═══ SUPPLIED DATA

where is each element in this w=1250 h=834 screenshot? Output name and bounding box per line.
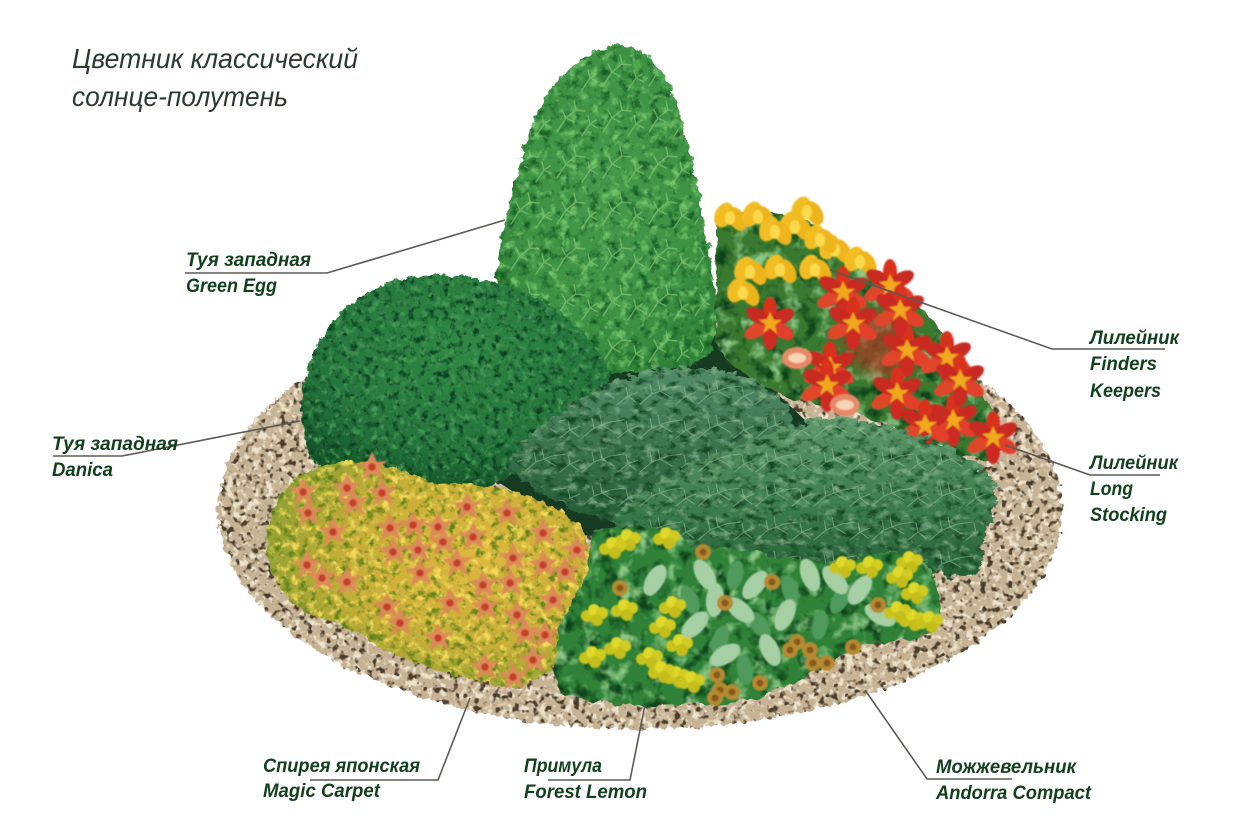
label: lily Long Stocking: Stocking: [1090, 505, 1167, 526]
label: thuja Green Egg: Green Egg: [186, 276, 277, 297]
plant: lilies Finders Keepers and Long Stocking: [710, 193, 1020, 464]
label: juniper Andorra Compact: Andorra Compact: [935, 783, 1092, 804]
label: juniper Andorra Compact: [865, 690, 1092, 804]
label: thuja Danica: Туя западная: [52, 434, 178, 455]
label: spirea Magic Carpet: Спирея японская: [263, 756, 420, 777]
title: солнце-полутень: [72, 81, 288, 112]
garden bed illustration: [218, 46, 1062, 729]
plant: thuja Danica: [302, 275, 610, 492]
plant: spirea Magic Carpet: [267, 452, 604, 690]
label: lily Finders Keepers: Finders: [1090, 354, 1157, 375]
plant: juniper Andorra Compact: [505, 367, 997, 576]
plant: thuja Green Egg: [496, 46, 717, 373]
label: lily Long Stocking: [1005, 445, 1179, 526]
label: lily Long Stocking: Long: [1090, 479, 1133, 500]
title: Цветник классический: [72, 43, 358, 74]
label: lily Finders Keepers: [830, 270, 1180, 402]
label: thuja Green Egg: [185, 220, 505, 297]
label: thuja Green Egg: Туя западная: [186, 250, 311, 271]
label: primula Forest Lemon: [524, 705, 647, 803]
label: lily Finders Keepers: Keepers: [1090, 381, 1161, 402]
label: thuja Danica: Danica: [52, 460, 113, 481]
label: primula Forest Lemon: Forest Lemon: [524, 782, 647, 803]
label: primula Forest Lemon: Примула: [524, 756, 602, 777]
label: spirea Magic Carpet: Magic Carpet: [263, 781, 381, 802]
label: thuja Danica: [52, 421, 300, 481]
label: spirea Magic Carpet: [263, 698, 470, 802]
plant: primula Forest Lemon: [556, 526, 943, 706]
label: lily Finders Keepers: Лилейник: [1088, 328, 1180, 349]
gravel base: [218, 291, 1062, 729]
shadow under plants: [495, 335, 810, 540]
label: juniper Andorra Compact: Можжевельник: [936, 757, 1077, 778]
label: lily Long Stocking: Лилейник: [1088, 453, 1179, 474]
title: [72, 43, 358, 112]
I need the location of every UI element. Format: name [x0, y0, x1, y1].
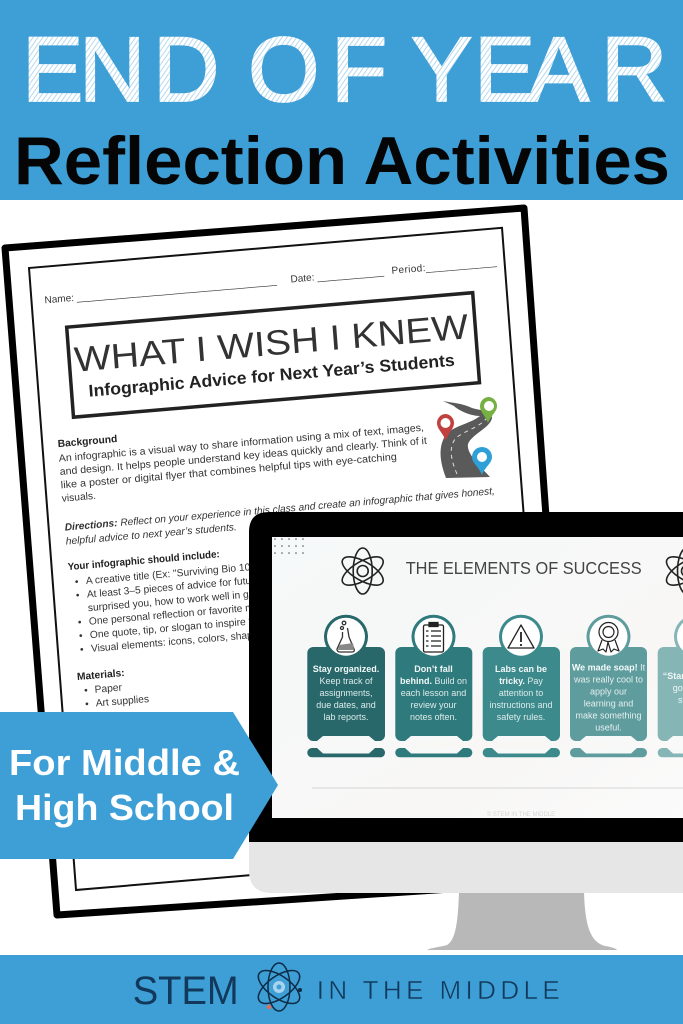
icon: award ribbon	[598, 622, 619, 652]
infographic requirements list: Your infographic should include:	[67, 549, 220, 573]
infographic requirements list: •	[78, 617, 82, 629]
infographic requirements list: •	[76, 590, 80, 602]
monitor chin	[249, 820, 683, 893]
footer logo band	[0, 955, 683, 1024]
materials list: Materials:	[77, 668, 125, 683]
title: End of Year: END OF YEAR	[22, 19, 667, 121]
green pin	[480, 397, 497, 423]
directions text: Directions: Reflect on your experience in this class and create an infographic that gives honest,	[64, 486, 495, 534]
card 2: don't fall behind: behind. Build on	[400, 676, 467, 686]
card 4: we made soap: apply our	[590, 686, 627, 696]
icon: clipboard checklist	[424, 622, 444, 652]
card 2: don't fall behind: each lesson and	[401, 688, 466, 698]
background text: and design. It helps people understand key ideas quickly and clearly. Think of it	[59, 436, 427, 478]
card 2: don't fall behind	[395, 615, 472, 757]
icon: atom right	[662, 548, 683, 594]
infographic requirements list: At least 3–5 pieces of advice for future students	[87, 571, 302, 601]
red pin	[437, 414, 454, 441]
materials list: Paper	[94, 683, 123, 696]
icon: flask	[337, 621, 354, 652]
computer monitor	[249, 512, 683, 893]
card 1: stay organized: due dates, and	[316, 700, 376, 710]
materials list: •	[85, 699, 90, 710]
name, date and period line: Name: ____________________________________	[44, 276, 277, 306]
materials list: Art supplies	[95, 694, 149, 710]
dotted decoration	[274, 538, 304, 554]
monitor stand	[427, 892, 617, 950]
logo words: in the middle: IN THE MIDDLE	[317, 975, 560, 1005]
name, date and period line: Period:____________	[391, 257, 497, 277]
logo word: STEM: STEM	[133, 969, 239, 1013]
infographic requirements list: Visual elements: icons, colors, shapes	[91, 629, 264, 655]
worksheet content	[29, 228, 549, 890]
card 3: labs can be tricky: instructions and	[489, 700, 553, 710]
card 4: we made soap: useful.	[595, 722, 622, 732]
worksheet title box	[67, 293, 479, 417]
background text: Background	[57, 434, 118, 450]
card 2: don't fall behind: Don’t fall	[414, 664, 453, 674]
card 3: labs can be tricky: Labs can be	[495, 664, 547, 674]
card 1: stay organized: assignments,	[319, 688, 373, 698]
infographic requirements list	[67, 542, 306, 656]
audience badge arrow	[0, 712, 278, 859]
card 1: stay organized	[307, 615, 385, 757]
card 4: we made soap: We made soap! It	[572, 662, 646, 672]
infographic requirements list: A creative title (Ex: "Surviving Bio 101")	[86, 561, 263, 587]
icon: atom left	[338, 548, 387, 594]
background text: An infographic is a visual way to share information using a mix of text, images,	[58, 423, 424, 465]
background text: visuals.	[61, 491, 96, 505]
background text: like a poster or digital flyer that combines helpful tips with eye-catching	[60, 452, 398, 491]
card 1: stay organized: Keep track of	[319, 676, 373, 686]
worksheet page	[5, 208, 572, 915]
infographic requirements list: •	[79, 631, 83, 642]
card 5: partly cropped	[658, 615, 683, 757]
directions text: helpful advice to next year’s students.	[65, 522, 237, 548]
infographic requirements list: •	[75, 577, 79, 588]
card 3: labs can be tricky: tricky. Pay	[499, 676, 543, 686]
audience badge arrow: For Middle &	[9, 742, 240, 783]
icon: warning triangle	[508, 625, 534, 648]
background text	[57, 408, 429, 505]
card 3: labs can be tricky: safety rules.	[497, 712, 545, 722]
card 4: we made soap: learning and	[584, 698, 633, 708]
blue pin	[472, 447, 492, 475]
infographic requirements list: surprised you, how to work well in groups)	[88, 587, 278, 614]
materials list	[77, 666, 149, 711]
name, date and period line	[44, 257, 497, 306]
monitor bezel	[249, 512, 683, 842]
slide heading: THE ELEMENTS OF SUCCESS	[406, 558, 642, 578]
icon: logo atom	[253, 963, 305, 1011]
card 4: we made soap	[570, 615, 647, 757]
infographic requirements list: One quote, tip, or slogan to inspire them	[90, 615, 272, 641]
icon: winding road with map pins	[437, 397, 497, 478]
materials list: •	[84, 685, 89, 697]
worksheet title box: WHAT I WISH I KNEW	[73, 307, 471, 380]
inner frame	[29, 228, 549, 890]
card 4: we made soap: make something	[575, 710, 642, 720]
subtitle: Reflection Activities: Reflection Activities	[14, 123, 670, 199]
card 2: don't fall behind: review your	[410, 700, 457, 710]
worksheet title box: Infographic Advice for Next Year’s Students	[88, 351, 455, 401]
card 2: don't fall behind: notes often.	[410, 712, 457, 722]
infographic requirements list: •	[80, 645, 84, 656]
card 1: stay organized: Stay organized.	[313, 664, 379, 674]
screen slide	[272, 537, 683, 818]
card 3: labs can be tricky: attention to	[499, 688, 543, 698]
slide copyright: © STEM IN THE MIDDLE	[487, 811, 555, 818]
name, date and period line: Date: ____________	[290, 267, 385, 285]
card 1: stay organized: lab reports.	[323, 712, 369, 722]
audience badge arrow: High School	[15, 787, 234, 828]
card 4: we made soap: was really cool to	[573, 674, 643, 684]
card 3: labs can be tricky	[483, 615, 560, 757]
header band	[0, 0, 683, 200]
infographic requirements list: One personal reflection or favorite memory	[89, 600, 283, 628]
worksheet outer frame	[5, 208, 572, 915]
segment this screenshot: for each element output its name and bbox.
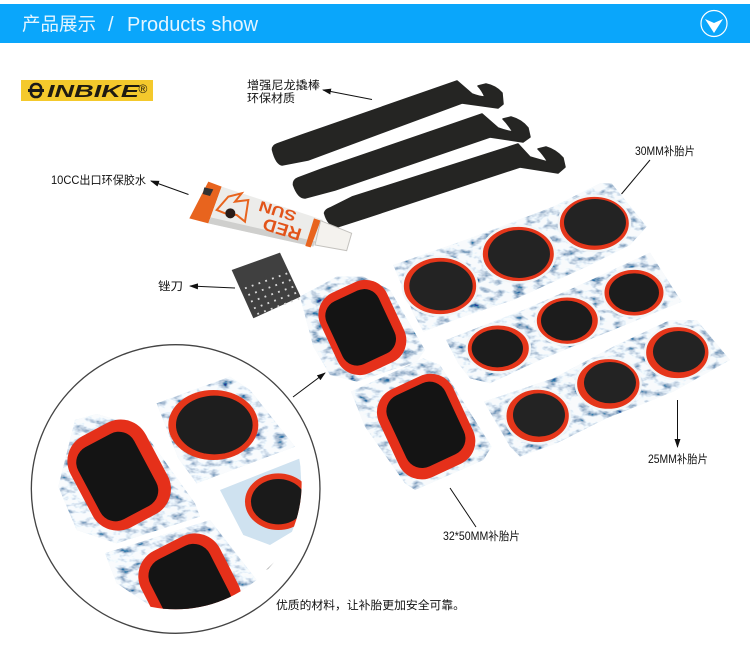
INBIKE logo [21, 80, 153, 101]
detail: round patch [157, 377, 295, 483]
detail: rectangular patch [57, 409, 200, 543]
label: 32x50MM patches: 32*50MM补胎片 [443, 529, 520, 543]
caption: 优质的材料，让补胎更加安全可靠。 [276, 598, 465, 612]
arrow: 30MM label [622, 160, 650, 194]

══════

#### WHAT IS EXPECTED
Put each line of the records, from the one containing "INBIKE logo [21, 80, 153, 101]" through the last, into a Markdown table with the columns Row and Entry. Number the rows and skip any blank lines.

#### RESULT OF THE EXERCISE
| Row | Entry |
|---|---|
| 1 | INBIKE logo [21, 80, 153, 101] |
| 2 | detail: round patch [157, 377, 295, 483] |
| 3 | detail: rectangular patch [57, 409, 200, 543] |
| 4 | label: 32x50MM patches: 32*50MM补胎片 [443, 529, 520, 543] |
| 5 | caption: 优质的材料，让补胎更加安全可靠。 [276, 598, 465, 612] |
| 6 | arrow: 30MM label [622, 160, 650, 194] |